• **TASK TO COMPLETE**
Wherever the string "Brian" appears in the listing, copy that line.

----------

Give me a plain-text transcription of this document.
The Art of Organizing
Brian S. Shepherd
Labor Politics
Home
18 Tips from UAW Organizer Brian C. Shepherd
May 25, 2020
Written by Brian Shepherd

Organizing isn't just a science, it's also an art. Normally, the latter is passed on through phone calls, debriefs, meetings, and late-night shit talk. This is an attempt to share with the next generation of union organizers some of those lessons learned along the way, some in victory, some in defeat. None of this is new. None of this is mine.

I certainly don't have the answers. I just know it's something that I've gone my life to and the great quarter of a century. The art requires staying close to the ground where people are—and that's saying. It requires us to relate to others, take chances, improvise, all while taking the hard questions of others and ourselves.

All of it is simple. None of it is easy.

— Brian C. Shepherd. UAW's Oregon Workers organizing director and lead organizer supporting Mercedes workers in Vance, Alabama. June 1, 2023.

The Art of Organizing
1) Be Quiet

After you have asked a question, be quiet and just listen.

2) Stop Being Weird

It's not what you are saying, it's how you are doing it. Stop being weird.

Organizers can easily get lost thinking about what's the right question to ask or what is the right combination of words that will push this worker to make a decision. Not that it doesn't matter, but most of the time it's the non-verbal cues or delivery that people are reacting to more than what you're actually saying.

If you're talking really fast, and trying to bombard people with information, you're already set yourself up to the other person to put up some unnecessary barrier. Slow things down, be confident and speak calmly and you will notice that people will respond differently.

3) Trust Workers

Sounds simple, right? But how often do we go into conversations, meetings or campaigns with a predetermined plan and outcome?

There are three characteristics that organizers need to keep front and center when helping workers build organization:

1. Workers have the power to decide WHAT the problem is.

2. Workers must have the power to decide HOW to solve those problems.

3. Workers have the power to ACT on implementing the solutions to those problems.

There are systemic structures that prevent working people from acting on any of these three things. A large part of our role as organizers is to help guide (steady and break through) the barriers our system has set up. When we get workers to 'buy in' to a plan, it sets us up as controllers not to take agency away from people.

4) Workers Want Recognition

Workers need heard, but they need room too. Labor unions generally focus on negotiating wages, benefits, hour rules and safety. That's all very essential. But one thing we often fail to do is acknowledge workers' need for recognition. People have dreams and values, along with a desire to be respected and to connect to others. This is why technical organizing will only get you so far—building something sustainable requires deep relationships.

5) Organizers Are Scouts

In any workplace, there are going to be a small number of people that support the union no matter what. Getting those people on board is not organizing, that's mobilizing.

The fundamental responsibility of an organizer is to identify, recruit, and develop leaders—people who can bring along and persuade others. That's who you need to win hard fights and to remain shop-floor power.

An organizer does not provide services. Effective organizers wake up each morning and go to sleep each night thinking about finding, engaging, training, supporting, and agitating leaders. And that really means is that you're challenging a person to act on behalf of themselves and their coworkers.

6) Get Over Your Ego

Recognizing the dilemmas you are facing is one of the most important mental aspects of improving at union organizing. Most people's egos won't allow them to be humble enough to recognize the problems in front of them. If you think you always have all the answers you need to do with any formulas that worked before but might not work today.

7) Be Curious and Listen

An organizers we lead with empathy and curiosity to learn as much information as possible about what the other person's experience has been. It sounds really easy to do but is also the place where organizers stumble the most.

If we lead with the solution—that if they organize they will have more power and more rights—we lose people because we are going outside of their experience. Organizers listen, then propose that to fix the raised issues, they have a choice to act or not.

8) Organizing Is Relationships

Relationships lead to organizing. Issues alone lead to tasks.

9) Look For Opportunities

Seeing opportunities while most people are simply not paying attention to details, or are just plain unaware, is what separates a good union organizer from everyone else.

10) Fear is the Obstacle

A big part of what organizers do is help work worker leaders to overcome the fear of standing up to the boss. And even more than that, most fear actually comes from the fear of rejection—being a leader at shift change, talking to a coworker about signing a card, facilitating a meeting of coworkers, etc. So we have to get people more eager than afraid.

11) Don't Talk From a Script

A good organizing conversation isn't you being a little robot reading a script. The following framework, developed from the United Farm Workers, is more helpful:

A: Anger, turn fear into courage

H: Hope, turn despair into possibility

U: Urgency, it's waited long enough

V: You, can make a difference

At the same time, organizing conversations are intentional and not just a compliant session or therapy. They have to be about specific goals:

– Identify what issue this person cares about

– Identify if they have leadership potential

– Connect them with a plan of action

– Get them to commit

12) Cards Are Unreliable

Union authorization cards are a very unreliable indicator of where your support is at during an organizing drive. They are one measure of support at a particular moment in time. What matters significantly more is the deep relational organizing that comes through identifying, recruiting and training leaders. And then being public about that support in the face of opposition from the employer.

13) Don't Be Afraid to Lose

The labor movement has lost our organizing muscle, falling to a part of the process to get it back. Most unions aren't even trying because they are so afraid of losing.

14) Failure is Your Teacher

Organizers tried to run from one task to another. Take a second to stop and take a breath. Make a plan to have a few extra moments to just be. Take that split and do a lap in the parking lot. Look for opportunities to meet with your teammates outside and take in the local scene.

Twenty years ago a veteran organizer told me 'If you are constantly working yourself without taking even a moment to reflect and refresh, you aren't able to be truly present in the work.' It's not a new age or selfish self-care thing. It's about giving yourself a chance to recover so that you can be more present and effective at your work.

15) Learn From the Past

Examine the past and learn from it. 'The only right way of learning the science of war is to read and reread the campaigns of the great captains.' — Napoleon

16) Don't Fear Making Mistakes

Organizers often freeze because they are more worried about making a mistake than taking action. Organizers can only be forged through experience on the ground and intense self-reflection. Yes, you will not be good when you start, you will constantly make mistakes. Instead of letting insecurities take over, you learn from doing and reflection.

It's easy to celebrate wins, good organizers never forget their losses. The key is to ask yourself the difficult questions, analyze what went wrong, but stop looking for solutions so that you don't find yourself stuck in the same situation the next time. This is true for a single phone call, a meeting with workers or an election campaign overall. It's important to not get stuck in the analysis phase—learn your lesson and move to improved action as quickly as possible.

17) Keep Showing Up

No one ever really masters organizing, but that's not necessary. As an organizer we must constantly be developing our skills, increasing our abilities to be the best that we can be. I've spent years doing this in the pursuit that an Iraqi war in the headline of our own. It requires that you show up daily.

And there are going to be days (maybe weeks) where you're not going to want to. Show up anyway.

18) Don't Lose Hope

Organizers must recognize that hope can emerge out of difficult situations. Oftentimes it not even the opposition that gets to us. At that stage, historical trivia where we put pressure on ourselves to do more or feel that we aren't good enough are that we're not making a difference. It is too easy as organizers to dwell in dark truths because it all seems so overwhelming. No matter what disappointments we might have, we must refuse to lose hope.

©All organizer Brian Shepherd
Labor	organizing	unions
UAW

----------

• **REPLY**
Brian S. Shepherd
18 Tips from UAW Organizer Brian C. Shepherd
Written by Brian Shepherd
— Brian C. Shepherd. UAW's Oregon Workers organizing director and lead organizer supporting Mercedes workers in Vance, Alabama. June 1, 2023.
©All organizer Brian Shepherd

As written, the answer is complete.